Rows from a dataset
◇ ◇ ◇ ◇ ◇

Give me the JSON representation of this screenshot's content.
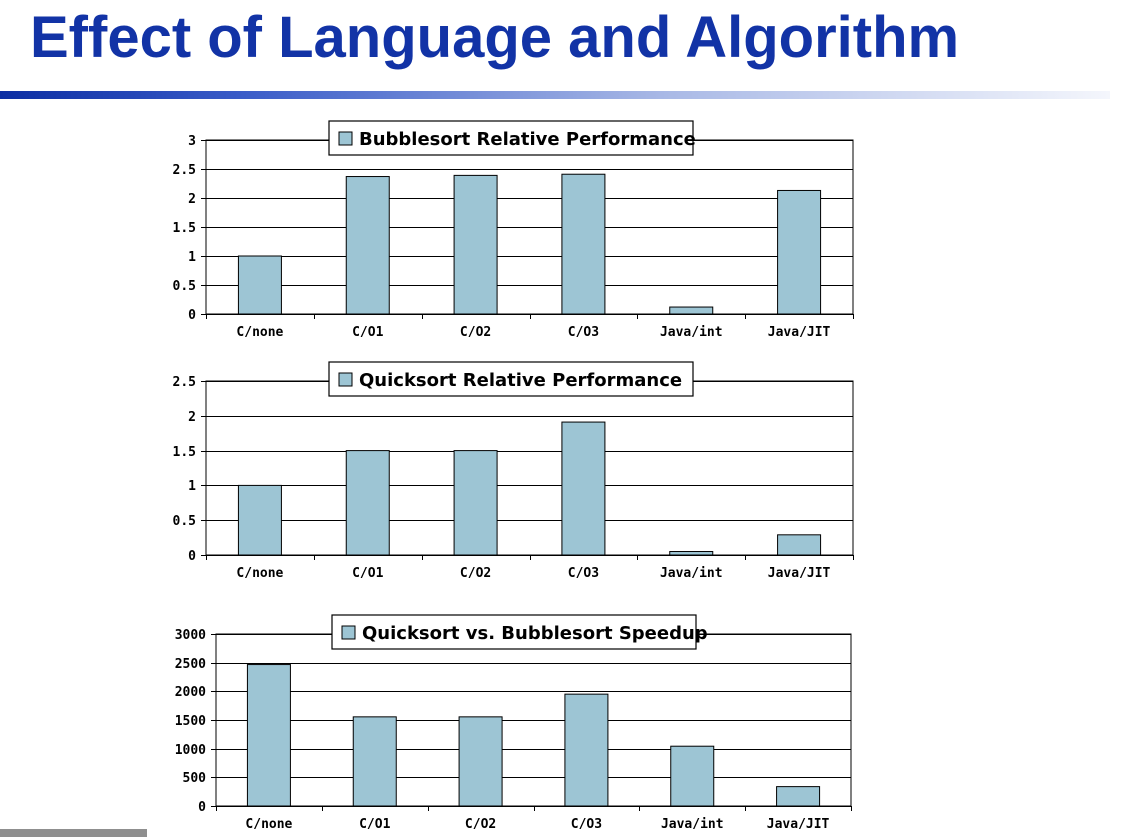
{
  "slide": {
    "title": "Effect of Language and Algorithm"
  },
  "colors": {
    "title": "#1233a6",
    "bar_fill": "#9dc5d4",
    "bar_stroke": "#000000",
    "gridline": "#000000"
  },
  "chart_data": [
    {
      "type": "bar",
      "legend_label": "Bubblesort Relative Performance",
      "legend_position": "top-center",
      "categories": [
        "C/none",
        "C/O1",
        "C/O2",
        "C/O3",
        "Java/int",
        "Java/JIT"
      ],
      "values": [
        1,
        2.37,
        2.39,
        2.41,
        0.12,
        2.13
      ],
      "yticks": [
        "0",
        "0.5",
        "1",
        "1.5",
        "2",
        "2.5",
        "3"
      ],
      "ylim": [
        0,
        3
      ],
      "grid": true
    },
    {
      "type": "bar",
      "legend_label": "Quicksort Relative Performance",
      "legend_position": "top-center",
      "categories": [
        "C/none",
        "C/O1",
        "C/O2",
        "C/O3",
        "Java/int",
        "Java/JIT"
      ],
      "values": [
        1,
        1.5,
        1.5,
        1.91,
        0.05,
        0.29
      ],
      "yticks": [
        "0",
        "0.5",
        "1",
        "1.5",
        "2",
        "2.5"
      ],
      "ylim": [
        0,
        2.5
      ],
      "grid": true
    },
    {
      "type": "bar",
      "legend_label": "Quicksort vs. Bubblesort Speedup",
      "legend_position": "top-center",
      "categories": [
        "C/none",
        "C/O1",
        "C/O2",
        "C/O3",
        "Java/int",
        "Java/JIT"
      ],
      "values": [
        2467,
        1555,
        1555,
        1951,
        1043,
        338
      ],
      "yticks": [
        "0",
        "500",
        "1000",
        "1500",
        "2000",
        "2500",
        "3000"
      ],
      "ylim": [
        0,
        3000
      ],
      "grid": true
    }
  ]
}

◇ ◇ ◇ ◇ ◇

Aim
Leave out the pictures and copy the rest of the material above exactly.

Answer to this problem
Give me the JSON representation of this screenshot's content.
{
  "slide": {
    "title": "Effect of Language and Algorithm"
  },
  "colors": {
    "title": "#1233a6",
    "bar_fill": "#9dc5d4",
    "bar_stroke": "#000000",
    "gridline": "#000000"
  },
  "chart_data": [
    {
      "type": "bar",
      "legend_label": "Bubblesort Relative Performance",
      "legend_position": "top-center",
      "categories": [
        "C/none",
        "C/O1",
        "C/O2",
        "C/O3",
        "Java/int",
        "Java/JIT"
      ],
      "values": [
        1,
        2.37,
        2.39,
        2.41,
        0.12,
        2.13
      ],
      "yticks": [
        "0",
        "0.5",
        "1",
        "1.5",
        "2",
        "2.5",
        "3"
      ],
      "ylim": [
        0,
        3
      ],
      "grid": true
    },
    {
      "type": "bar",
      "legend_label": "Quicksort Relative Performance",
      "legend_position": "top-center",
      "categories": [
        "C/none",
        "C/O1",
        "C/O2",
        "C/O3",
        "Java/int",
        "Java/JIT"
      ],
      "values": [
        1,
        1.5,
        1.5,
        1.91,
        0.05,
        0.29
      ],
      "yticks": [
        "0",
        "0.5",
        "1",
        "1.5",
        "2",
        "2.5"
      ],
      "ylim": [
        0,
        2.5
      ],
      "grid": true
    },
    {
      "type": "bar",
      "legend_label": "Quicksort vs. Bubblesort Speedup",
      "legend_position": "top-center",
      "categories": [
        "C/none",
        "C/O1",
        "C/O2",
        "C/O3",
        "Java/int",
        "Java/JIT"
      ],
      "values": [
        2467,
        1555,
        1555,
        1951,
        1043,
        338
      ],
      "yticks": [
        "0",
        "500",
        "1000",
        "1500",
        "2000",
        "2500",
        "3000"
      ],
      "ylim": [
        0,
        3000
      ],
      "grid": true
    }
  ]
}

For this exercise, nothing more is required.